Data excerpts:
>>>
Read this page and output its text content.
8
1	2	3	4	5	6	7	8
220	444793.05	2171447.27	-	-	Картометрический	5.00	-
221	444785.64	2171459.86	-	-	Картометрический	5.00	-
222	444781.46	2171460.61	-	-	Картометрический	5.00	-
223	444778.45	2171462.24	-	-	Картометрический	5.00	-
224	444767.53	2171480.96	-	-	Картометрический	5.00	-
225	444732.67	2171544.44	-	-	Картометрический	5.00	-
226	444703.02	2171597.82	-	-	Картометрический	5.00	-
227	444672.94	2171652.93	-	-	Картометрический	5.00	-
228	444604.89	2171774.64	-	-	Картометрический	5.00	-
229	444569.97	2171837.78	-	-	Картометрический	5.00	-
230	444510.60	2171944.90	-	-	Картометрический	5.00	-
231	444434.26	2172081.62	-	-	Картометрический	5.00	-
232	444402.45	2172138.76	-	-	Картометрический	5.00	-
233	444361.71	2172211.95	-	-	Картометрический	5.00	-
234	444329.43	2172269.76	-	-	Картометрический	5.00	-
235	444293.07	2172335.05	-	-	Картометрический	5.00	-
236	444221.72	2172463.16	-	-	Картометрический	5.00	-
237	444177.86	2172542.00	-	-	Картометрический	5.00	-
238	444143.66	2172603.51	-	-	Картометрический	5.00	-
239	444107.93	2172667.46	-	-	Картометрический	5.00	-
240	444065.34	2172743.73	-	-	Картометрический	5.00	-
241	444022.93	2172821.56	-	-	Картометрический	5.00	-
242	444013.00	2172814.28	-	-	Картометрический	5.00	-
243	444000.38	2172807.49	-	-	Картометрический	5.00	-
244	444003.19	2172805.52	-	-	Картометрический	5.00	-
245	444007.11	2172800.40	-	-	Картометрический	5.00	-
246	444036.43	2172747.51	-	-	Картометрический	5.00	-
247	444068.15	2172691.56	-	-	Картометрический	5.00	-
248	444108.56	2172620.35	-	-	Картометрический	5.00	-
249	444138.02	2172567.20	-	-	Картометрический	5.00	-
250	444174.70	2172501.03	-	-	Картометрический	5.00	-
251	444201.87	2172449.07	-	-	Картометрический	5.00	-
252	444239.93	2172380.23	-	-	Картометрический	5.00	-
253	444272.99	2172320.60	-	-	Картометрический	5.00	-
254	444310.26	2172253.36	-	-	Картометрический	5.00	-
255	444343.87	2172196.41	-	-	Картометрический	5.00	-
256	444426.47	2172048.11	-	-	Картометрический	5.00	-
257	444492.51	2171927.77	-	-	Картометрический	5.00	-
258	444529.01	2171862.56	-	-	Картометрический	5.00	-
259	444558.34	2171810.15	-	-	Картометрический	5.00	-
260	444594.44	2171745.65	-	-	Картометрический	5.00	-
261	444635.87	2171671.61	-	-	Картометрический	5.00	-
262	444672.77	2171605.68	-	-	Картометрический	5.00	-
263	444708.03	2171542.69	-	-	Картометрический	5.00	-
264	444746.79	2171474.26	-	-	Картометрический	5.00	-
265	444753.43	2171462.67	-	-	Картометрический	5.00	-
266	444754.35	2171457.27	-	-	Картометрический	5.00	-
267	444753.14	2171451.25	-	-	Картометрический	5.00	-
<<<
§ Requirement: Quote the data above in full, changing nothing.

§ Full solution:
Read this page and output its text content.
8
1	2	3	4	5	6	7	8
220	444793.05	2171447.27	-	-	Картометрический	5.00	-
221	444785.64	2171459.86	-	-	Картометрический	5.00	-
222	444781.46	2171460.61	-	-	Картометрический	5.00	-
223	444778.45	2171462.24	-	-	Картометрический	5.00	-
224	444767.53	2171480.96	-	-	Картометрический	5.00	-
225	444732.67	2171544.44	-	-	Картометрический	5.00	-
226	444703.02	2171597.82	-	-	Картометрический	5.00	-
227	444672.94	2171652.93	-	-	Картометрический	5.00	-
228	444604.89	2171774.64	-	-	Картометрический	5.00	-
229	444569.97	2171837.78	-	-	Картометрический	5.00	-
230	444510.60	2171944.90	-	-	Картометрический	5.00	-
231	444434.26	2172081.62	-	-	Картометрический	5.00	-
232	444402.45	2172138.76	-	-	Картометрический	5.00	-
233	444361.71	2172211.95	-	-	Картометрический	5.00	-
234	444329.43	2172269.76	-	-	Картометрический	5.00	-
235	444293.07	2172335.05	-	-	Картометрический	5.00	-
236	444221.72	2172463.16	-	-	Картометрический	5.00	-
237	444177.86	2172542.00	-	-	Картометрический	5.00	-
238	444143.66	2172603.51	-	-	Картометрический	5.00	-
239	444107.93	2172667.46	-	-	Картометрический	5.00	-
240	444065.34	2172743.73	-	-	Картометрический	5.00	-
241	444022.93	2172821.56	-	-	Картометрический	5.00	-
242	444013.00	2172814.28	-	-	Картометрический	5.00	-
243	444000.38	2172807.49	-	-	Картометрический	5.00	-
244	444003.19	2172805.52	-	-	Картометрический	5.00	-
245	444007.11	2172800.40	-	-	Картометрический	5.00	-
246	444036.43	2172747.51	-	-	Картометрический	5.00	-
247	444068.15	2172691.56	-	-	Картометрический	5.00	-
248	444108.56	2172620.35	-	-	Картометрический	5.00	-
249	444138.02	2172567.20	-	-	Картометрический	5.00	-
250	444174.70	2172501.03	-	-	Картометрический	5.00	-
251	444201.87	2172449.07	-	-	Картометрический	5.00	-
252	444239.93	2172380.23	-	-	Картометрический	5.00	-
253	444272.99	2172320.60	-	-	Картометрический	5.00	-
254	444310.26	2172253.36	-	-	Картометрический	5.00	-
255	444343.87	2172196.41	-	-	Картометрический	5.00	-
256	444426.47	2172048.11	-	-	Картометрический	5.00	-
257	444492.51	2171927.77	-	-	Картометрический	5.00	-
258	444529.01	2171862.56	-	-	Картометрический	5.00	-
259	444558.34	2171810.15	-	-	Картометрический	5.00	-
260	444594.44	2171745.65	-	-	Картометрический	5.00	-
261	444635.87	2171671.61	-	-	Картометрический	5.00	-
262	444672.77	2171605.68	-	-	Картометрический	5.00	-
263	444708.03	2171542.69	-	-	Картометрический	5.00	-
264	444746.79	2171474.26	-	-	Картометрический	5.00	-
265	444753.43	2171462.67	-	-	Картометрический	5.00	-
266	444754.35	2171457.27	-	-	Картометрический	5.00	-
267	444753.14	2171451.25	-	-	Картометрический	5.00	-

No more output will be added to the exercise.